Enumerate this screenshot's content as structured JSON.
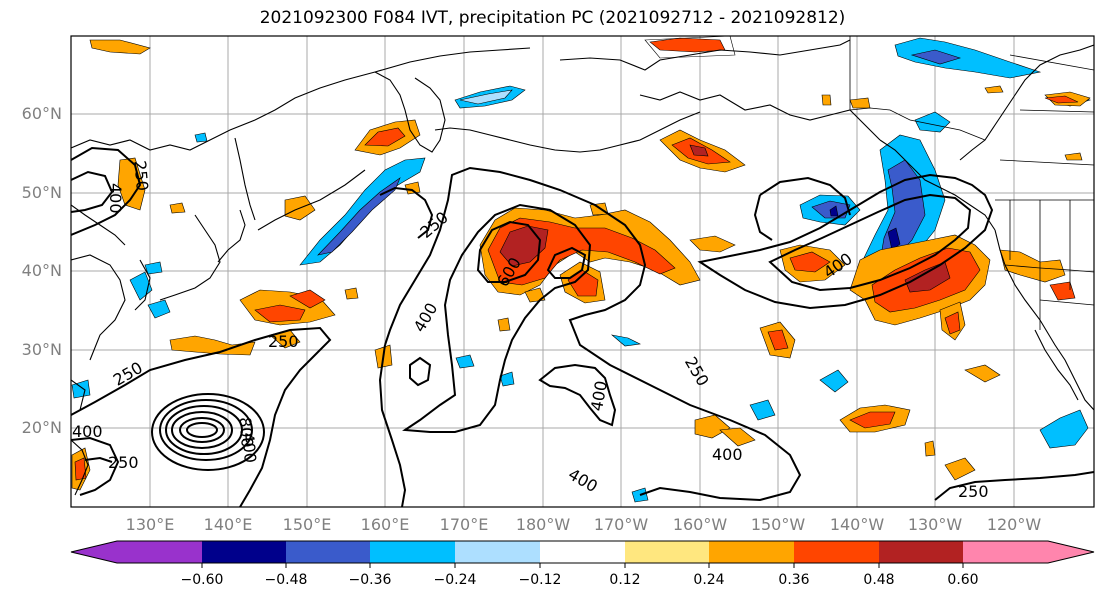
{
  "title": "2021092300 F084 IVT, precipitation PC (2021092712 - 2021092812)",
  "lat_labels": [
    "60°N",
    "50°N",
    "40°N",
    "30°N",
    "20°N"
  ],
  "lon_labels": [
    "130°E",
    "140°E",
    "150°E",
    "160°E",
    "170°E",
    "180°W",
    "170°W",
    "160°W",
    "150°W",
    "140°W",
    "130°W",
    "120°W"
  ],
  "contour_labels": [
    "250",
    "250",
    "250",
    "250",
    "250",
    "250",
    "400",
    "400",
    "400",
    "400",
    "400",
    "400",
    "400",
    "600",
    "800",
    "250",
    "400"
  ],
  "colorbar": {
    "colors": [
      "#9932CC",
      "#00008B",
      "#3A5BCB",
      "#00BFFF",
      "#ADDFFF",
      "#FFFFFF",
      "#FFE77F",
      "#FFA500",
      "#FF4500",
      "#B22222",
      "#FF85AD"
    ],
    "ticks": [
      "−0.60",
      "−0.48",
      "−0.36",
      "−0.24",
      "−0.12",
      "0.12",
      "0.24",
      "0.36",
      "0.48",
      "0.60"
    ]
  }
}
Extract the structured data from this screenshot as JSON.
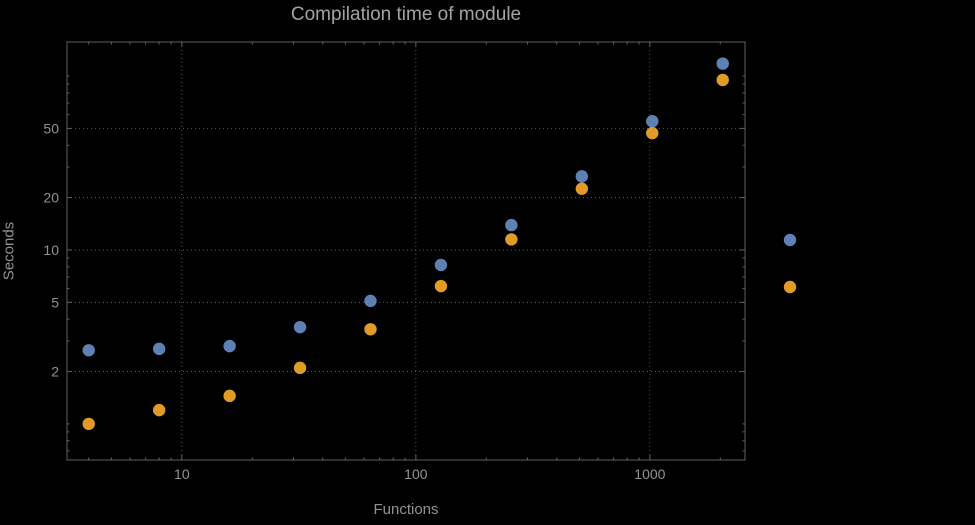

__Stated exercise__
Reproduce the full listing faithfully, but do not carry over any pictures.

__Answer to the problem__
Enumerate this screenshot's content as structured JSON.
{
  "title": "2021092300 F084 IVT, precipitation PC (2021092712 - 2021092812)",
  "lat_labels": [
    "60°N",
    "50°N",
    "40°N",
    "30°N",
    "20°N"
  ],
  "lon_labels": [
    "130°E",
    "140°E",
    "150°E",
    "160°E",
    "170°E",
    "180°W",
    "170°W",
    "160°W",
    "150°W",
    "140°W",
    "130°W",
    "120°W"
  ],
  "contour_labels": [
    "250",
    "250",
    "250",
    "250",
    "250",
    "250",
    "400",
    "400",
    "400",
    "400",
    "400",
    "400",
    "400",
    "600",
    "800",
    "250",
    "400"
  ],
  "colorbar": {
    "colors": [
      "#9932CC",
      "#00008B",
      "#3A5BCB",
      "#00BFFF",
      "#ADDFFF",
      "#FFFFFF",
      "#FFE77F",
      "#FFA500",
      "#FF4500",
      "#B22222",
      "#FF85AD"
    ],
    "ticks": [
      "−0.60",
      "−0.48",
      "−0.36",
      "−0.24",
      "−0.12",
      "0.12",
      "0.24",
      "0.36",
      "0.48",
      "0.60"
    ]
  }
}
Extract the structured data from this screenshot as JSON.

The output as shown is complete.